Exercise goal> Extract all lines containing "assign".

Records to use>

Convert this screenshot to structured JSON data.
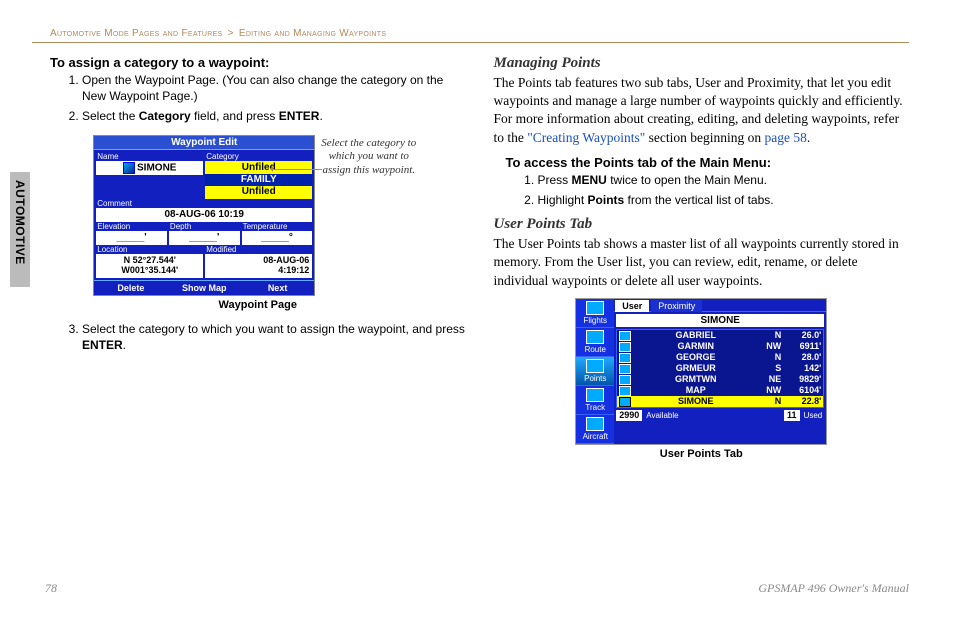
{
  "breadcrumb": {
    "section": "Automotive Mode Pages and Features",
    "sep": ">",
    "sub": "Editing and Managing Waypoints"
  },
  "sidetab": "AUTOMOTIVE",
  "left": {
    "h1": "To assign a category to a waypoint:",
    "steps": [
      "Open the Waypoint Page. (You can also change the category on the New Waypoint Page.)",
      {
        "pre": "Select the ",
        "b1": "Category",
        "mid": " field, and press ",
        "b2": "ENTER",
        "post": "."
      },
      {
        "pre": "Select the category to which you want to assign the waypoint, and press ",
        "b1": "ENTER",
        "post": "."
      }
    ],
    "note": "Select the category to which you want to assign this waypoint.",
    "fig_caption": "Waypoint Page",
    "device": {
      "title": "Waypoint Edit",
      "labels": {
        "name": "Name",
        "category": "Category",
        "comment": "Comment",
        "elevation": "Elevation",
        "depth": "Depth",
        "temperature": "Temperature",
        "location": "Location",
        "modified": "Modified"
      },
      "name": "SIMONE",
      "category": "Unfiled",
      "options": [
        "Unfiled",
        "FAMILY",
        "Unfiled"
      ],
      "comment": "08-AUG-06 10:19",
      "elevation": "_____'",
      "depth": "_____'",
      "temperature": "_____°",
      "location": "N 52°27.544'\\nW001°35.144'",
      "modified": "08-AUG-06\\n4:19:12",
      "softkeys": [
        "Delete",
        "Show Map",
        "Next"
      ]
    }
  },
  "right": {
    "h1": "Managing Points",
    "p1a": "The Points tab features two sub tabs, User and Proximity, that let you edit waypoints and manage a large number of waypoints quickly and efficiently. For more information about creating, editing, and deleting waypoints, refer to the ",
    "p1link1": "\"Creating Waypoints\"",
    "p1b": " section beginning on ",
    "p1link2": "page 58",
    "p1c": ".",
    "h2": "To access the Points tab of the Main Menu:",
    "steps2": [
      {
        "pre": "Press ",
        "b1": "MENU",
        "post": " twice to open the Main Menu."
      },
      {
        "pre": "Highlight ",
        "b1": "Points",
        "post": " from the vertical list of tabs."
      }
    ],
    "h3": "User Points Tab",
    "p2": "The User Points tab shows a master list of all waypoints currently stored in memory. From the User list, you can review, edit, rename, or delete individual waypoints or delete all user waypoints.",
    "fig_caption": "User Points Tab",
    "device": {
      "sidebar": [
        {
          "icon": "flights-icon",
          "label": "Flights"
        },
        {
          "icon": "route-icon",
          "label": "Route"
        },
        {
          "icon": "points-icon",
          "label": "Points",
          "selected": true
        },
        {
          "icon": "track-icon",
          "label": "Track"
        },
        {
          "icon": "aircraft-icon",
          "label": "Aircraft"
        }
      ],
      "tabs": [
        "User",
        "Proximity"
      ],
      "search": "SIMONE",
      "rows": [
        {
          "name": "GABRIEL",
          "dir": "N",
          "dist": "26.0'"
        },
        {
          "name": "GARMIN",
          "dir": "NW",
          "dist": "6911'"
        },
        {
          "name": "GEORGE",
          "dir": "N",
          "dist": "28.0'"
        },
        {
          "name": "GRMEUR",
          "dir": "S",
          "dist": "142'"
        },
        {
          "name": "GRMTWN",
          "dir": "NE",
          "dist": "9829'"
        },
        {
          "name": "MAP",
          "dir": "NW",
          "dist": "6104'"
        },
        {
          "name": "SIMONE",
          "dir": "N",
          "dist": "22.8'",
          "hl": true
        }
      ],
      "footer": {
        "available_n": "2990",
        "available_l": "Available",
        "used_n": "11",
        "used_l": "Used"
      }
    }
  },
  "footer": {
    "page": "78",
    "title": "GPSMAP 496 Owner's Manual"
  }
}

Correct result>
    "h1": "To assign a category to a waypoint:",
        "pre": "Select the category to which you want to assign the waypoint, and press ",
    "note": "Select the category to which you want to assign this waypoint.",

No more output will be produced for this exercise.